## Job
Your answer should be a single number: the count of lines containing the string "color".

## Information supplied
__________________________________________________

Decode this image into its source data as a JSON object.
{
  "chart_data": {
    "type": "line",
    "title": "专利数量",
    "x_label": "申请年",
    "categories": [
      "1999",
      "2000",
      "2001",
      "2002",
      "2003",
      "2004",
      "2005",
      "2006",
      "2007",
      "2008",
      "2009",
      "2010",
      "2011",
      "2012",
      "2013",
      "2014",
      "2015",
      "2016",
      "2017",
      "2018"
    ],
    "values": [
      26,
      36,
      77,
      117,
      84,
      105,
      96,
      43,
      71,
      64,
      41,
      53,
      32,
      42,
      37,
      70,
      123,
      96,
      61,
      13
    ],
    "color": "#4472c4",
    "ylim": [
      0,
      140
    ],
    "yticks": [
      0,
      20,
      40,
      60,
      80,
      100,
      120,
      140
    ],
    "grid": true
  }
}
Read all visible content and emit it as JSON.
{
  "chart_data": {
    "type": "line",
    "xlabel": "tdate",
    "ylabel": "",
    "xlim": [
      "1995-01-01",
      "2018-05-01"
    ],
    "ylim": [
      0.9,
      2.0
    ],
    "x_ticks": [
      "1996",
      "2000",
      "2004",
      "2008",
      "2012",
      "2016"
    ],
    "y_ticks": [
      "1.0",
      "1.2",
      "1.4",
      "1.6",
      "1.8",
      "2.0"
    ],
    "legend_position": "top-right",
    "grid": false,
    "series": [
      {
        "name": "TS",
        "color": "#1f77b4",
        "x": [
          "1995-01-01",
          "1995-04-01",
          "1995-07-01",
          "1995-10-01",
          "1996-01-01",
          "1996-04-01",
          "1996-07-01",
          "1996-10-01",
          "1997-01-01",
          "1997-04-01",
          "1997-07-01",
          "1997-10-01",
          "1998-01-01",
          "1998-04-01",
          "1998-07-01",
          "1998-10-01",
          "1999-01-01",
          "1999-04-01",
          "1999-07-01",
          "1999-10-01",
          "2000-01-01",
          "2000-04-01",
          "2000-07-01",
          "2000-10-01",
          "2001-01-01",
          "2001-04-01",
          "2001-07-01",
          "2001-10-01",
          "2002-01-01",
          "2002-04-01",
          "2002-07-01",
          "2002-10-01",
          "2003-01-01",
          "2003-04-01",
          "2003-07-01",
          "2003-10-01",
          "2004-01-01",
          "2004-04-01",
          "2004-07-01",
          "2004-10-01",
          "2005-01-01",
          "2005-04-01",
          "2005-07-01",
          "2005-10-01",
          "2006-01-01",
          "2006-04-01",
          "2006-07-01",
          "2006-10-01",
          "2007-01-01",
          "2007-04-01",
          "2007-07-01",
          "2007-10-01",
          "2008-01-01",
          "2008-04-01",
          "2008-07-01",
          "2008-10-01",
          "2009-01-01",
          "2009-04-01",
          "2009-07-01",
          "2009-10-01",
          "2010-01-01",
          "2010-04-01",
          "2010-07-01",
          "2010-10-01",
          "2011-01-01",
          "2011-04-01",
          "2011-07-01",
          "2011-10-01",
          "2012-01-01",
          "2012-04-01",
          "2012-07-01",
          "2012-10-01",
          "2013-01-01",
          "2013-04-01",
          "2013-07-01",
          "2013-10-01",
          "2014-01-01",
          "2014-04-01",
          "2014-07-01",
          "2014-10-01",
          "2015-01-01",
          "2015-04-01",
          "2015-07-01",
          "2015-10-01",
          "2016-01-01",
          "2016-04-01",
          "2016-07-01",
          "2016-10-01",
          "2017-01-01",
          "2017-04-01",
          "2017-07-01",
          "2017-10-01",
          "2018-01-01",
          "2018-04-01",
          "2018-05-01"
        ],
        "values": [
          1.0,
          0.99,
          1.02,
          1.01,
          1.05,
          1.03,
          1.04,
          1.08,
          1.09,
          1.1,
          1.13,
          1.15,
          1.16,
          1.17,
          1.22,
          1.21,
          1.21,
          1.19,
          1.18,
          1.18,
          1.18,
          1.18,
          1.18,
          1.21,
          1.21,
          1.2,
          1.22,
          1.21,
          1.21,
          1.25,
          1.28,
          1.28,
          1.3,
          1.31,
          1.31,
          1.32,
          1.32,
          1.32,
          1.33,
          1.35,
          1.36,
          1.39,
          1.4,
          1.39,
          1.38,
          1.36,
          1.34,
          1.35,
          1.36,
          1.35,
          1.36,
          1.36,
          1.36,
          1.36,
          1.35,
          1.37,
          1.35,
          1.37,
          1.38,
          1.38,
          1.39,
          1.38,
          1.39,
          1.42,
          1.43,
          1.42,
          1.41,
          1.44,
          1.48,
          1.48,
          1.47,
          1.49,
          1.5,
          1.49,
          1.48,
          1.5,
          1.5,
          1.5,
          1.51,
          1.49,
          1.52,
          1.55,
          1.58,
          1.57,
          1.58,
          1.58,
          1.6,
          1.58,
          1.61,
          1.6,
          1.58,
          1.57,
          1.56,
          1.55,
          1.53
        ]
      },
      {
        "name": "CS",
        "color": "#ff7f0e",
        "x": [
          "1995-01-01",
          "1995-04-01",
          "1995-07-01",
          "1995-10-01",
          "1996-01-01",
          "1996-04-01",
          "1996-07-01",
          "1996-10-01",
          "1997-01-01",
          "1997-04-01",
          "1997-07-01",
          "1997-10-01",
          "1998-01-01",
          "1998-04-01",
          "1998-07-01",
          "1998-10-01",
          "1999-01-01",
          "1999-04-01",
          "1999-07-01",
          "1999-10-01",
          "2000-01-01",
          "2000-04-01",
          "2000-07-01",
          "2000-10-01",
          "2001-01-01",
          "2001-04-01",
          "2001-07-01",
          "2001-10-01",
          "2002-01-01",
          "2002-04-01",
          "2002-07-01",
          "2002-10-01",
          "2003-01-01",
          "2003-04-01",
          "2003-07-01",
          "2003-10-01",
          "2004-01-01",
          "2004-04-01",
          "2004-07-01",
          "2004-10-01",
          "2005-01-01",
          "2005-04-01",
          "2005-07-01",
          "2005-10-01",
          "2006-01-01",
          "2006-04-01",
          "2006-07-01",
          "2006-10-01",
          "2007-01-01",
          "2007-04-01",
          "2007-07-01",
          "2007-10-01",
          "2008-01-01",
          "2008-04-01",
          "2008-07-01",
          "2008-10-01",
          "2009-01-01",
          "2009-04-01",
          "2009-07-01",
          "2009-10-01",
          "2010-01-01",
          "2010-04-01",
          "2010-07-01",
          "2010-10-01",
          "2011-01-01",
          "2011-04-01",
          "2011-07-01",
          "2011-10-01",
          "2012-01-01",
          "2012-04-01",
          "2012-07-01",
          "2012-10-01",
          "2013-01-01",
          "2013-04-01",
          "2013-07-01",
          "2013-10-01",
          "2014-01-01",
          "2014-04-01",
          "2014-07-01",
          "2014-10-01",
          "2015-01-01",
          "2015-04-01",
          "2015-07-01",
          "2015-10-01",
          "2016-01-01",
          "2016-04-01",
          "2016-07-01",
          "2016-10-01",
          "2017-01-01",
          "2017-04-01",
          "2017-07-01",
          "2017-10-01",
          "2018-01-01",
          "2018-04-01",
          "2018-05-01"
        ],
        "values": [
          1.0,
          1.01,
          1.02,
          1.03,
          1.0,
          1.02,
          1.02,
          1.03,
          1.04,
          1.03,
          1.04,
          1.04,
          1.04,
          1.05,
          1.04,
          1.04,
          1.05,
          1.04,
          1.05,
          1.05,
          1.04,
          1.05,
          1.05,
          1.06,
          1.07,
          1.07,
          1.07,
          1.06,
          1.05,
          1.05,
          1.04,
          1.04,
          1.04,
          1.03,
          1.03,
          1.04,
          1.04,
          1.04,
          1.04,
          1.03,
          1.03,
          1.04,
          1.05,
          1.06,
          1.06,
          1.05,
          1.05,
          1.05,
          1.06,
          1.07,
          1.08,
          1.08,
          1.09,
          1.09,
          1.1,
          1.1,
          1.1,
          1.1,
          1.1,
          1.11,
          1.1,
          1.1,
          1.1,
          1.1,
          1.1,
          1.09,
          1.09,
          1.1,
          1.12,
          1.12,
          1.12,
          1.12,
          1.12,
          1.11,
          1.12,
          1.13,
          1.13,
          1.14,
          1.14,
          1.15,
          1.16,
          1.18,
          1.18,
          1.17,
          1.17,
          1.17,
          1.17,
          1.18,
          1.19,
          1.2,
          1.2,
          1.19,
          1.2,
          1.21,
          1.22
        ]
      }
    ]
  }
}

__________________________________________________

## Exercise solution
3